**INSTRUCTION**:
Read through the records below and copy each line that uses the word "this".

**LISTED ENTRIES**:
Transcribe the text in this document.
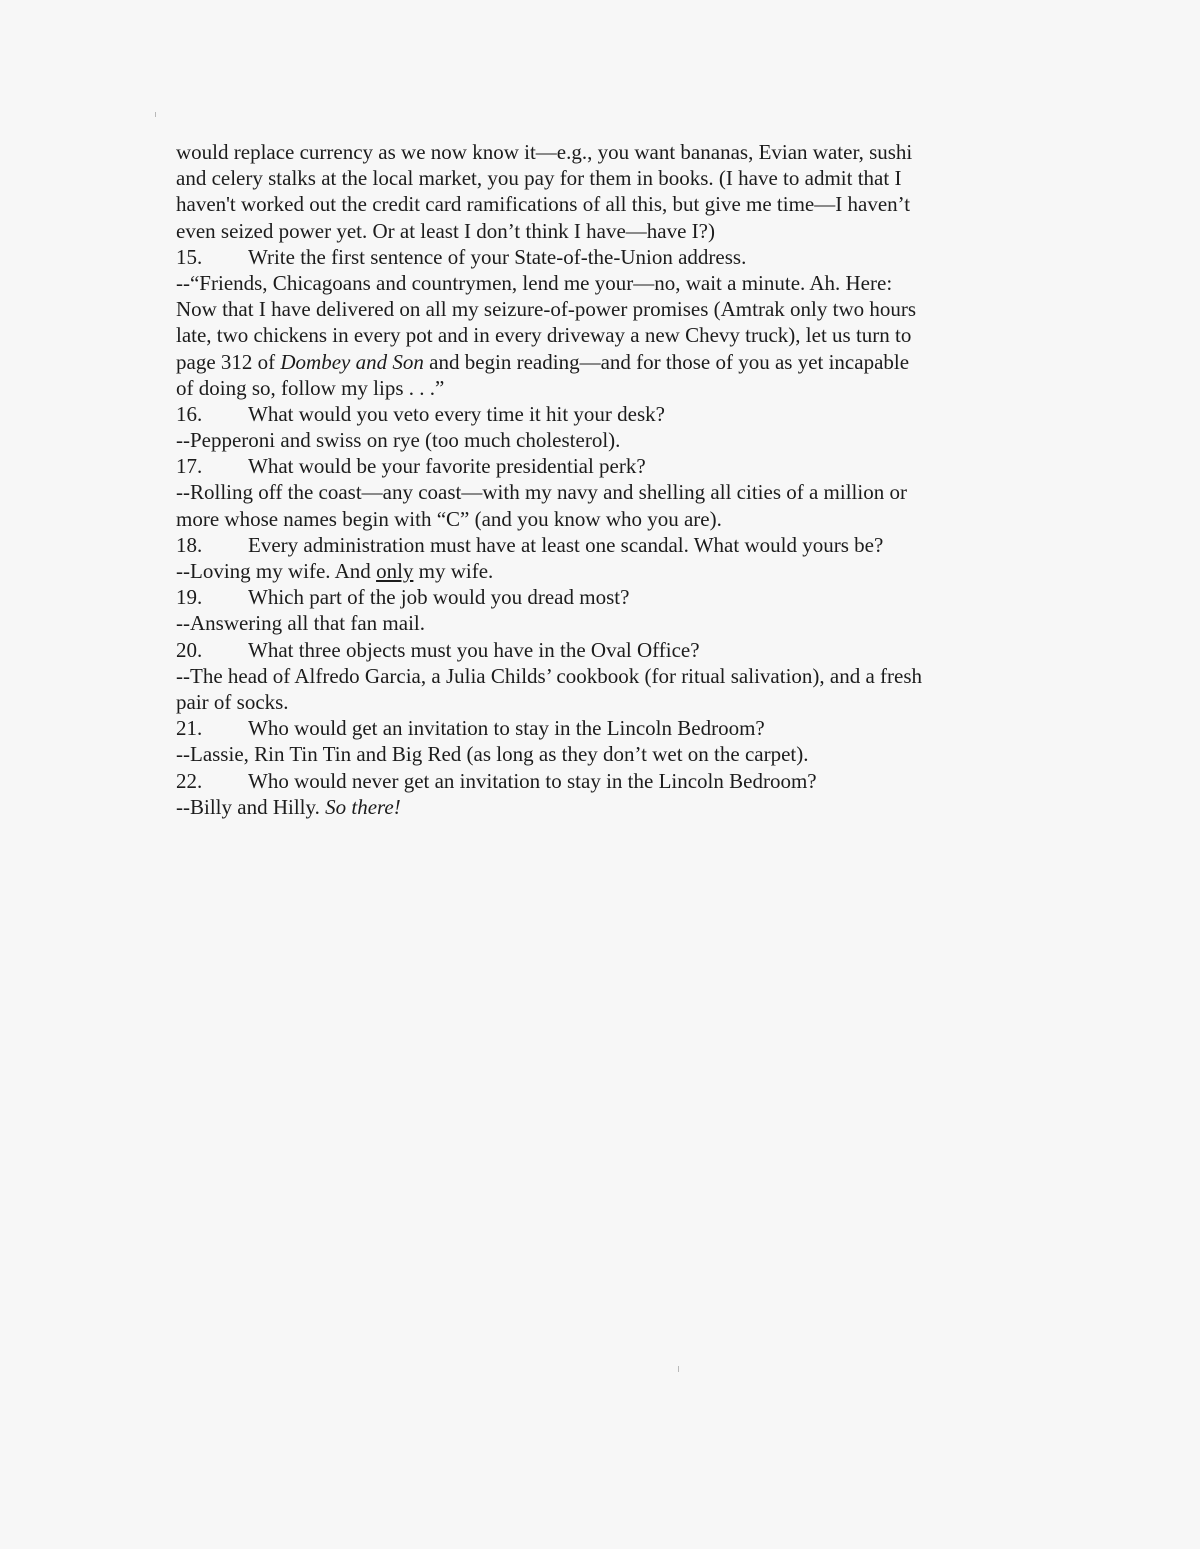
would replace currency as we now know it—e.g., you want bananas, Evian water, sushi
and celery stalks at the local market, you pay for them in books. (I have to admit that I
haven't worked out the credit card ramifications of all this, but give me time—I haven’t
even seized power yet. Or at least I don’t think I have—have I?)
15. Write the first sentence of your State-of-the-Union address.
--“Friends, Chicagoans and countrymen, lend me your—no, wait a minute. Ah. Here:
Now that I have delivered on all my seizure-of-power promises (Amtrak only two hours
late, two chickens in every pot and in every driveway a new Chevy truck), let us turn to
page 312 of Dombey and Son and begin reading—and for those of you as yet incapable
of doing so, follow my lips . . .”
16. What would you veto every time it hit your desk?
--Pepperoni and swiss on rye (too much cholesterol).
17. What would be your favorite presidential perk?
--Rolling off the coast—any coast—with my navy and shelling all cities of a million or
more whose names begin with “C” (and you know who you are).
18. Every administration must have at least one scandal. What would yours be?
--Loving my wife. And only my wife.
19. Which part of the job would you dread most?
--Answering all that fan mail.
20. What three objects must you have in the Oval Office?
--The head of Alfredo Garcia, a Julia Childs’ cookbook (for ritual salivation), and a fresh
pair of socks.
21. Who would get an invitation to stay in the Lincoln Bedroom?
--Lassie, Rin Tin Tin and Big Red (as long as they don’t wet on the carpet).
22. Who would never get an invitation to stay in the Lincoln Bedroom?
--Billy and Hilly. So there!
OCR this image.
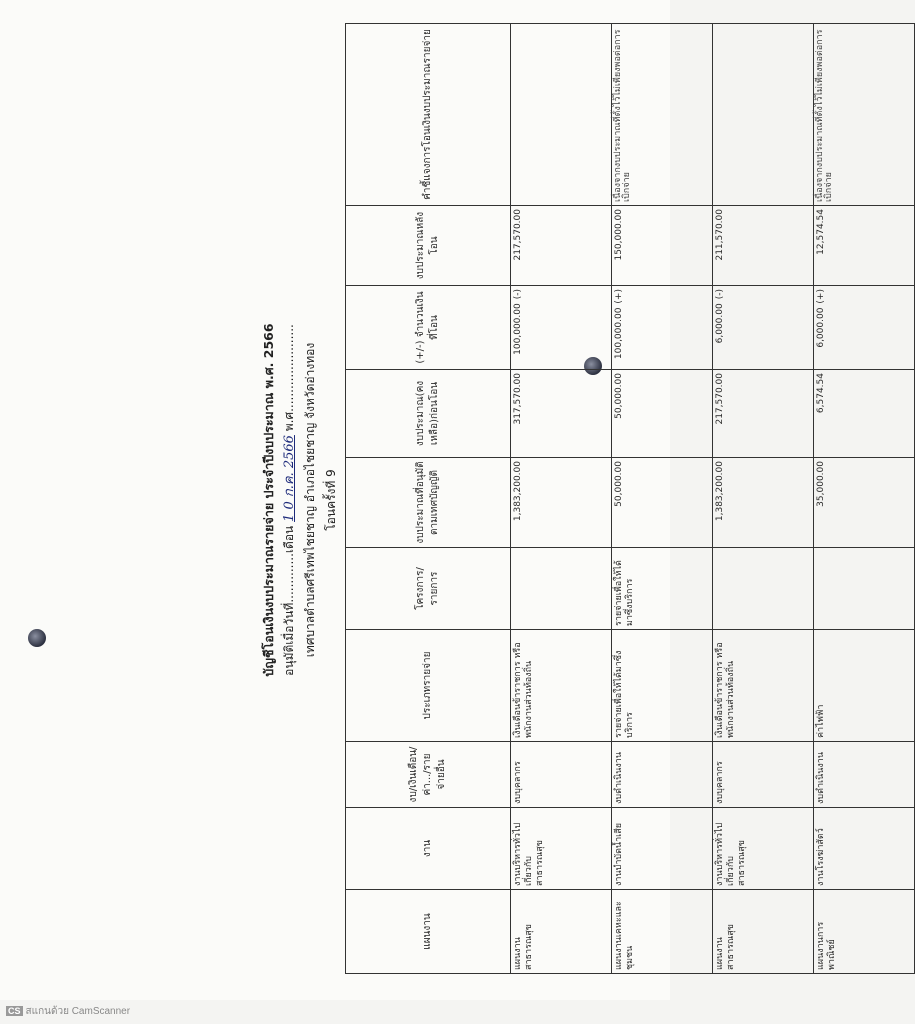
บัญชีโอนเงินงบประมาณรายจ่าย ประจำปีงบประมาณ พ.ศ. 2566 อนุมัติเมื่อวันที่.............เดือน 1 0 ก.ค. 2566 พ.ศ....................... เทศบาลตำบลศรีเทพไชยชาญ อำเภอไชยชาญ จังหวัดอ่างทอง โอนครั้งที่ 9
แผนงาน	งาน	งบ/เงินเดือน/ค่า.../รายจ่ายอื่น	ประเภทรายจ่าย	โครงการ/รายการ	งบประมาณที่อนุมัติตามเทศบัญญัติ	งบประมาณ(คงเหลือ)ก่อนโอน	(+/-) จำนวนเงินที่โอน	งบประมาณหลังโอน	คำชี้แจงการโอนเงินงบประมาณรายจ่าย
แผนงานสาธารณสุข	งานบริหารทั่วไปเกี่ยวกับสาธารณสุข	งบบุคลากร	เงินเดือนข้าราชการ หรือพนักงานส่วนท้องถิ่น		1,383,200.00	317,570.00	100,000.00(-)	217,570.00	
แผนงานเคหะและชุมชน	งานบำบัดน้ำเสีย	งบดำเนินงาน	รายจ่ายเพื่อให้ได้มาซึ่งบริการ	รายจ่ายเพื่อให้ได้มาซึ่งบริการ	50,000.00	50,000.00	100,000.00(+)	150,000.00	เนื่องจากงบประมาณที่ตั้งไว้ไม่เพียงพอต่อการเบิกจ่าย
แผนงานสาธารณสุข	งานบริหารทั่วไปเกี่ยวกับสาธารณสุข	งบบุคลากร	เงินเดือนข้าราชการ หรือพนักงานส่วนท้องถิ่น		1,383,200.00	217,570.00	6,000.00(-)	211,570.00	
แผนงานการพาณิชย์	งานโรงฆ่าสัตว์	งบดำเนินงาน	ค่าไฟฟ้า		35,000.00	6,574.54	6,000.00(+)	12,574.54	เนื่องจากงบประมาณที่ตั้งไว้ไม่เพียงพอต่อการเบิกจ่าย
CS สแกนด้วย CamScanner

**FINISHED ANSWER**:
Transcribe the text in this document.
haven't worked out the credit card ramifications of all this, but give me time—I haven’t
OCR this image.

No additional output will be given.